◆ **REQUEST**: Output the material exactly, but drop every image it holds.

--- --- ---

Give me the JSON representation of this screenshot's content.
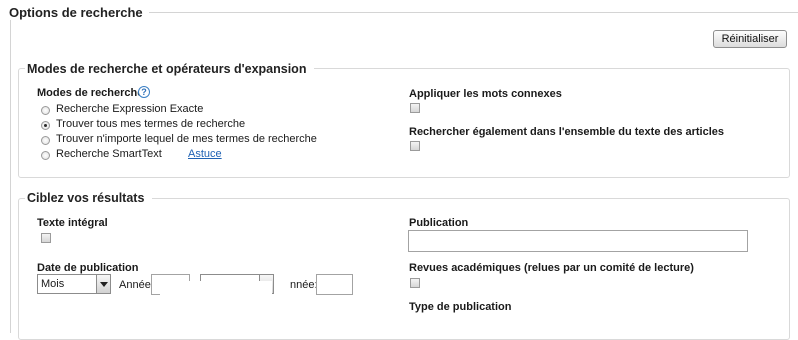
{
  "page": {
    "title": "Options de recherche",
    "reset_label": "Réinitialiser"
  },
  "modes": {
    "legend": "Modes de recherche et opérateurs d'expansion",
    "modes_label": "Modes de recherche",
    "help_glyph": "?",
    "options": [
      {
        "label": "Recherche Expression Exacte",
        "selected": false
      },
      {
        "label": "Trouver tous mes termes de recherche",
        "selected": true
      },
      {
        "label": "Trouver n'importe lequel de mes termes de recherche",
        "selected": false
      },
      {
        "label": "Recherche SmartText",
        "selected": false
      }
    ],
    "tip_link": "Astuce",
    "related_words_label": "Appliquer les mots connexes",
    "related_words_checked": false,
    "fulltext_search_label": "Rechercher également dans l'ensemble du texte des articles",
    "fulltext_search_checked": false
  },
  "results": {
    "legend": "Ciblez vos résultats",
    "full_text_label": "Texte intégral",
    "full_text_checked": false,
    "publication_label": "Publication",
    "publication_value": "",
    "pubdate_label": "Date de publication",
    "month_select_value": "Mois",
    "year_label_1": "Année:",
    "year_label_2": "Année:",
    "year_label_2_visible": "nnée:",
    "peer_reviewed_label": "Revues académiques (relues par un comité de lecture)",
    "peer_reviewed_checked": false,
    "pub_type_label": "Type de publication"
  },
  "colors": {
    "link": "#1f62b4",
    "border": "#d9d9d9"
  }
}
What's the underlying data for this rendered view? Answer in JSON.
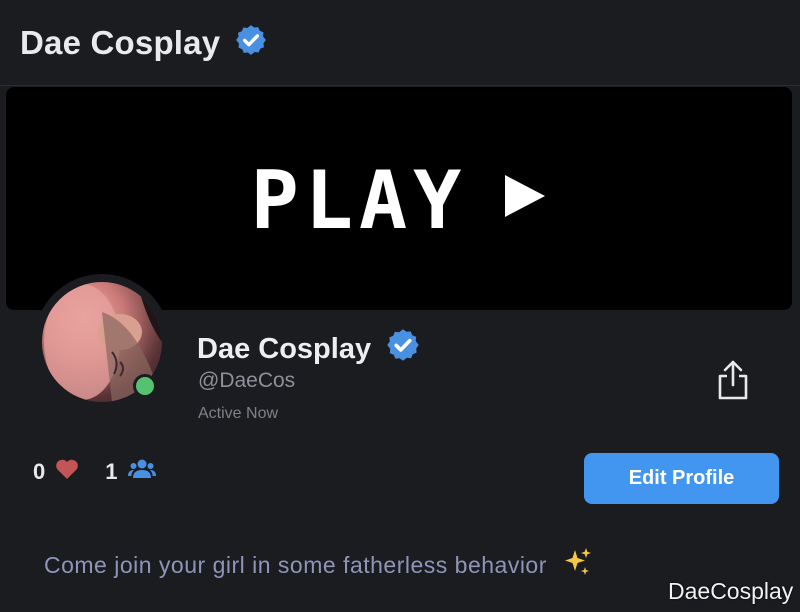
{
  "header": {
    "title": "Dae Cosplay",
    "verified_icon": "verified-badge-icon",
    "verified_color": "#4a90e2"
  },
  "banner": {
    "text": "PLAY",
    "icon": "play-triangle-icon"
  },
  "profile": {
    "avatar": "profile-avatar",
    "online_status_color": "#56c271",
    "name": "Dae Cosplay",
    "handle": "@DaeCos",
    "status": "Active Now",
    "share_icon": "share-icon"
  },
  "stats": {
    "likes": "0",
    "likes_icon": "heart-icon",
    "likes_color": "#c25555",
    "followers": "1",
    "followers_icon": "users-icon",
    "followers_color": "#4a90e2"
  },
  "actions": {
    "edit_profile_label": "Edit Profile",
    "accent": "#4296f0"
  },
  "bio": {
    "text": "Come join your girl in some fatherless behavior",
    "emoji_icon": "sparkles-icon"
  },
  "watermark": "DaeCosplay"
}
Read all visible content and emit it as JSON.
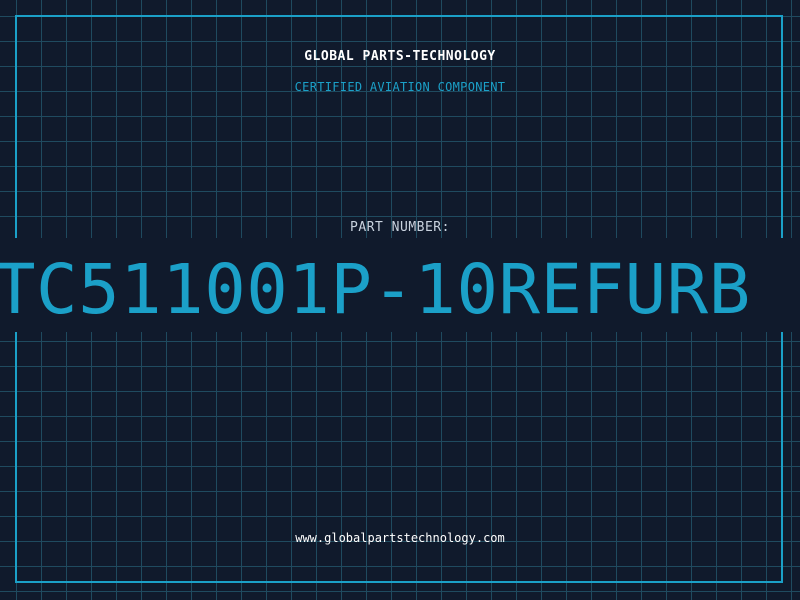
{
  "header": {
    "company": "GLOBAL PARTS-TECHNOLOGY",
    "tagline": "CERTIFIED AVIATION COMPONENT"
  },
  "part": {
    "label": "PART NUMBER:",
    "number": "TC511001P-10REFURB"
  },
  "footer": {
    "website": "www.globalpartstechnology.com"
  },
  "colors": {
    "background": "#101a2c",
    "grid": "#1f4a5f",
    "accent": "#1ba0c8",
    "text": "#ffffff"
  }
}
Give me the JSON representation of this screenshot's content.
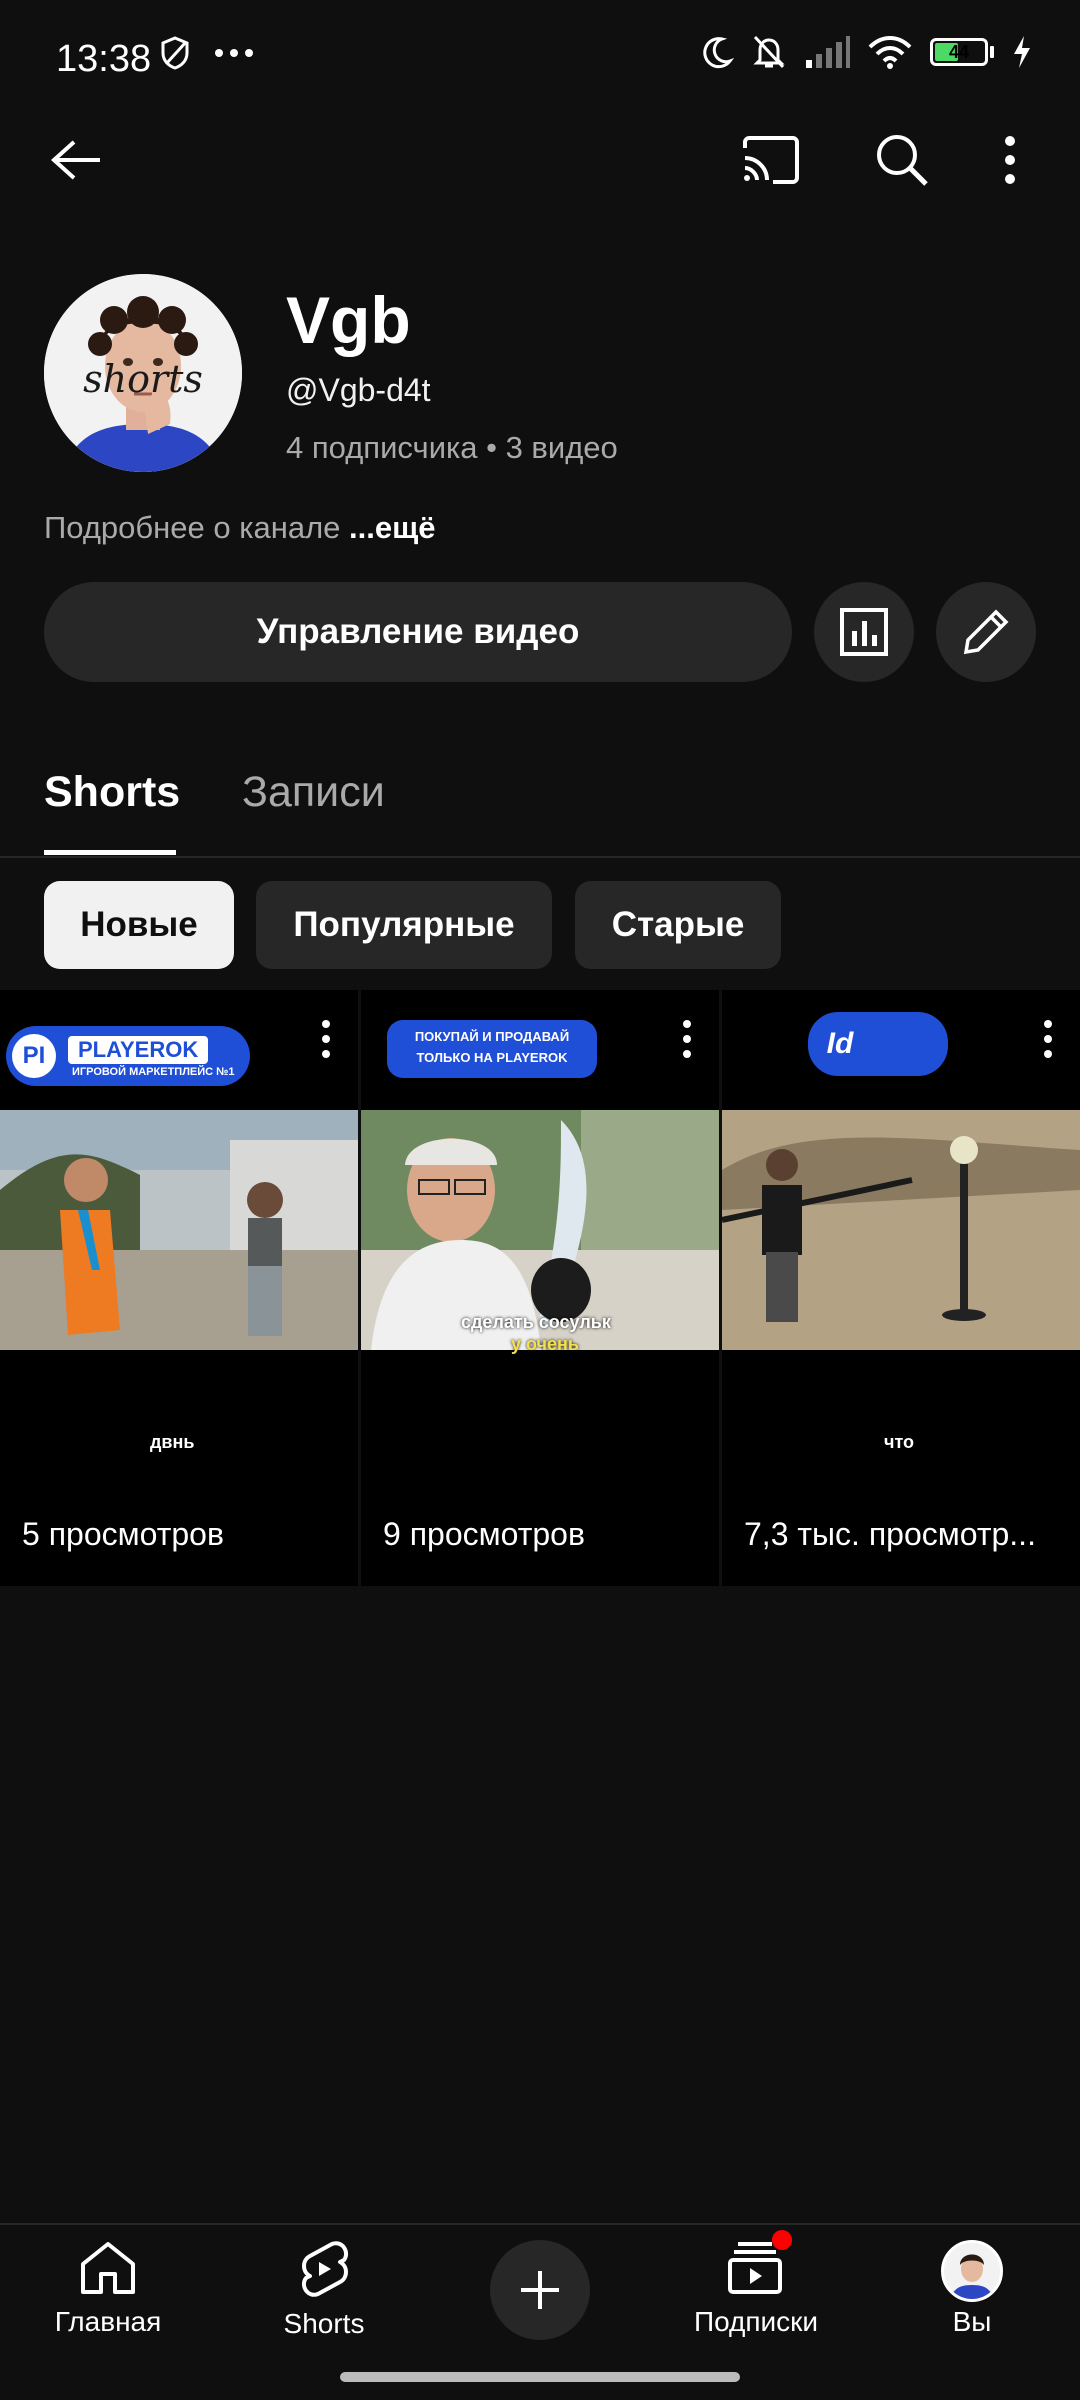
{
  "status_bar": {
    "time": "13:38",
    "battery": "44",
    "icons": [
      "mute-shield-icon",
      "more-dots-icon",
      "moon-icon",
      "bell-off-icon",
      "signal-icon",
      "wifi-icon",
      "battery-icon",
      "charging-icon"
    ]
  },
  "top_bar": {
    "icons": [
      "back-arrow-icon",
      "cast-icon",
      "search-icon",
      "overflow-menu-icon"
    ]
  },
  "channel": {
    "name": "Vgb",
    "handle": "@Vgb-d4t",
    "stats": "4 подписчика • 3 видео",
    "about": "Подробнее о канале",
    "about_more": "...ещё",
    "avatar_text": "shorts"
  },
  "actions": {
    "manage_label": "Управление видео",
    "icons": [
      "analytics-icon",
      "edit-pencil-icon"
    ]
  },
  "tabs": [
    {
      "label": "Shorts",
      "active": true
    },
    {
      "label": "Записи",
      "active": false
    }
  ],
  "chips": [
    {
      "label": "Новые",
      "selected": true
    },
    {
      "label": "Популярные",
      "selected": false
    },
    {
      "label": "Старые",
      "selected": false
    }
  ],
  "shorts": [
    {
      "views": "5 просмотров",
      "banner_title": "PLAYEROK",
      "banner_sub": "ИГРОВОЙ МАРКЕТПЛЕЙС №1",
      "caption": "двнь"
    },
    {
      "views": "9 просмотров",
      "banner_line1": "ПОКУПАЙ И ПРОДАВАЙ",
      "banner_line2": "ТОЛЬКО НА PLAYEROK",
      "caption_line1": "сделать сосульк",
      "caption_line2": "у очень"
    },
    {
      "views": "7,3 тыс. просмотр...",
      "banner_title": "Id",
      "caption": "что"
    }
  ],
  "bottom_nav": [
    {
      "label": "Главная",
      "icon": "home-icon"
    },
    {
      "label": "Shorts",
      "icon": "shorts-icon"
    },
    {
      "label": "",
      "icon": "create-plus-icon"
    },
    {
      "label": "Подписки",
      "icon": "subscriptions-icon"
    },
    {
      "label": "Вы",
      "icon": "profile-avatar-icon"
    }
  ],
  "colors": {
    "background": "#0f0f0f",
    "surface": "#272727",
    "secondary_text": "#aaaaaa",
    "notification": "#ff0000",
    "brand_blue": "#1f4fd6"
  }
}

--- --- ---

◆ **CORRECT OUTPUT**:
Give me the JSON representation of this screenshot's content.
{
  "page": {
    "title": "Options de recherche",
    "reset_label": "Réinitialiser"
  },
  "modes": {
    "legend": "Modes de recherche et opérateurs d'expansion",
    "modes_label": "Modes de recherche",
    "help_glyph": "?",
    "options": [
      {
        "label": "Recherche Expression Exacte",
        "selected": false
      },
      {
        "label": "Trouver tous mes termes de recherche",
        "selected": true
      },
      {
        "label": "Trouver n'importe lequel de mes termes de recherche",
        "selected": false
      },
      {
        "label": "Recherche SmartText",
        "selected": false
      }
    ],
    "tip_link": "Astuce",
    "related_words_label": "Appliquer les mots connexes",
    "related_words_checked": false,
    "fulltext_search_label": "Rechercher également dans l'ensemble du texte des articles",
    "fulltext_search_checked": false
  },
  "results": {
    "legend": "Ciblez vos résultats",
    "full_text_label": "Texte intégral",
    "full_text_checked": false,
    "publication_label": "Publication",
    "publication_value": "",
    "pubdate_label": "Date de publication",
    "month_select_value": "Mois",
    "year_label_1": "Année:",
    "year_label_2": "Année:",
    "year_label_2_visible": "nnée:",
    "peer_reviewed_label": "Revues académiques (relues par un comité de lecture)",
    "peer_reviewed_checked": false,
    "pub_type_label": "Type de publication"
  },
  "colors": {
    "link": "#1f62b4",
    "border": "#d9d9d9"
  }
}
What's the underlying data for this rendered view? Answer in JSON.
{
  "header": {
    "title": "Dae Cosplay",
    "verified_icon": "verified-badge-icon",
    "verified_color": "#4a90e2"
  },
  "banner": {
    "text": "PLAY",
    "icon": "play-triangle-icon"
  },
  "profile": {
    "avatar": "profile-avatar",
    "online_status_color": "#56c271",
    "name": "Dae Cosplay",
    "handle": "@DaeCos",
    "status": "Active Now",
    "share_icon": "share-icon"
  },
  "stats": {
    "likes": "0",
    "likes_icon": "heart-icon",
    "likes_color": "#c25555",
    "followers": "1",
    "followers_icon": "users-icon",
    "followers_color": "#4a90e2"
  },
  "actions": {
    "edit_profile_label": "Edit Profile",
    "accent": "#4296f0"
  },
  "bio": {
    "text": "Come join your girl in some fatherless behavior",
    "emoji_icon": "sparkles-icon"
  },
  "watermark": "DaeCosplay"
}
Read all visible content and emit it as JSON.
{
  "header": {
    "company": "GLOBAL PARTS-TECHNOLOGY",
    "tagline": "CERTIFIED AVIATION COMPONENT"
  },
  "part": {
    "label": "PART NUMBER:",
    "number": "TC511001P-10REFURB"
  },
  "footer": {
    "website": "www.globalpartstechnology.com"
  },
  "colors": {
    "background": "#101a2c",
    "grid": "#1f4a5f",
    "accent": "#1ba0c8",
    "text": "#ffffff"
  }
}
Give me the JSON representation of this screenshot's content.
{
  "status_bar": {
    "time": "13:38",
    "battery": "44",
    "icons": [
      "mute-shield-icon",
      "more-dots-icon",
      "moon-icon",
      "bell-off-icon",
      "signal-icon",
      "wifi-icon",
      "battery-icon",
      "charging-icon"
    ]
  },
  "top_bar": {
    "icons": [
      "back-arrow-icon",
      "cast-icon",
      "search-icon",
      "overflow-menu-icon"
    ]
  },
  "channel": {
    "name": "Vgb",
    "handle": "@Vgb-d4t",
    "stats": "4 подписчика • 3 видео",
    "about": "Подробнее о канале",
    "about_more": "...ещё",
    "avatar_text": "shorts"
  },
  "actions": {
    "manage_label": "Управление видео",
    "icons": [
      "analytics-icon",
      "edit-pencil-icon"
    ]
  },
  "tabs": [
    {
      "label": "Shorts",
      "active": true
    },
    {
      "label": "Записи",
      "active": false
    }
  ],
  "chips": [
    {
      "label": "Новые",
      "selected": true
    },
    {
      "label": "Популярные",
      "selected": false
    },
    {
      "label": "Старые",
      "selected": false
    }
  ],
  "shorts": [
    {
      "views": "5 просмотров",
      "banner_title": "PLAYEROK",
      "banner_sub": "ИГРОВОЙ МАРКЕТПЛЕЙС №1",
      "caption": "двнь"
    },
    {
      "views": "9 просмотров",
      "banner_line1": "ПОКУПАЙ И ПРОДАВАЙ",
      "banner_line2": "ТОЛЬКО НА PLAYEROK",
      "caption_line1": "сделать сосульк",
      "caption_line2": "у очень"
    },
    {
      "views": "7,3 тыс. просмотр...",
      "banner_title": "Id",
      "caption": "что"
    }
  ],
  "bottom_nav": [
    {
      "label": "Главная",
      "icon": "home-icon"
    },
    {
      "label": "Shorts",
      "icon": "shorts-icon"
    },
    {
      "label": "",
      "icon": "create-plus-icon"
    },
    {
      "label": "Подписки",
      "icon": "subscriptions-icon"
    },
    {
      "label": "Вы",
      "icon": "profile-avatar-icon"
    }
  ],
  "colors": {
    "background": "#0f0f0f",
    "surface": "#272727",
    "secondary_text": "#aaaaaa",
    "notification": "#ff0000",
    "brand_blue": "#1f4fd6"
  }
}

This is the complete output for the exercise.